## TASK TO CARRY OUT
Set the following entries down again exactly, line by line.

Collected data
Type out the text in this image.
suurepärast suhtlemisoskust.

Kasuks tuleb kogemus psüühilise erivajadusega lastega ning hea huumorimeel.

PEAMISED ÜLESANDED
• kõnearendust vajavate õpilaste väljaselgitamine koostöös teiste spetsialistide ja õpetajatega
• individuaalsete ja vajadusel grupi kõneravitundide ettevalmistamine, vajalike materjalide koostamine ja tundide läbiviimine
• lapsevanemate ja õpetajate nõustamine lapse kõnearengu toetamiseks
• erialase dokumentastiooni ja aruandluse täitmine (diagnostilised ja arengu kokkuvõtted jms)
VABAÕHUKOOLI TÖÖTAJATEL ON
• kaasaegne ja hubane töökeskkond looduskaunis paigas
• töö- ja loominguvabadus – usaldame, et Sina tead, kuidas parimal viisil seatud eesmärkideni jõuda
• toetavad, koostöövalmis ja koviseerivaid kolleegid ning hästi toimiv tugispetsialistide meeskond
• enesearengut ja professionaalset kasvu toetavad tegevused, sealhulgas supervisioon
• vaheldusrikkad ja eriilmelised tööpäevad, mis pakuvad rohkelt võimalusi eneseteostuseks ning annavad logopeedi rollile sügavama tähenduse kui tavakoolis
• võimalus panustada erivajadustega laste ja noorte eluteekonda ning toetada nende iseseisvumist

## SOLUTION TO THE EXERCISE
Type out the text in this image.
suurepärast suhtlemisoskust.

Kasuks tuleb kogemus psüühilise erivajadusega lastega ning hea huumorimeel.

PEAMISED ÜLESANDED
• kõnearendust vajavate õpilaste väljaselgitamine koostöös teiste spetsialistide ja õpetajatega
• individuaalsete ja vajadusel grupi kõneravitundide ettevalmistamine, vajalike materjalide koostamine ja tundide läbiviimine
• lapsevanemate ja õpetajate nõustamine lapse kõnearengu toetamiseks
• erialase dokumentastiooni ja aruandluse täitmine (diagnostilised ja arengu kokkuvõtted jms)
VABAÕHUKOOLI TÖÖTAJATEL ON
• kaasaegne ja hubane töökeskkond looduskaunis paigas
• töö- ja loominguvabadus – usaldame, et Sina tead, kuidas parimal viisil seatud eesmärkideni jõuda
• toetavad, koostöövalmis ja koviseerivaid kolleegid ning hästi toimiv tugispetsialistide meeskond
• enesearengut ja professionaalset kasvu toetavad tegevused, sealhulgas supervisioon
• vaheldusrikkad ja eriilmelised tööpäevad, mis pakuvad rohkelt võimalusi eneseteostuseks ning annavad logopeedi rollile sügavama tähenduse kui tavakoolis
• võimalus panustada erivajadustega laste ja noorte eluteekonda ning toetada nende iseseisvumist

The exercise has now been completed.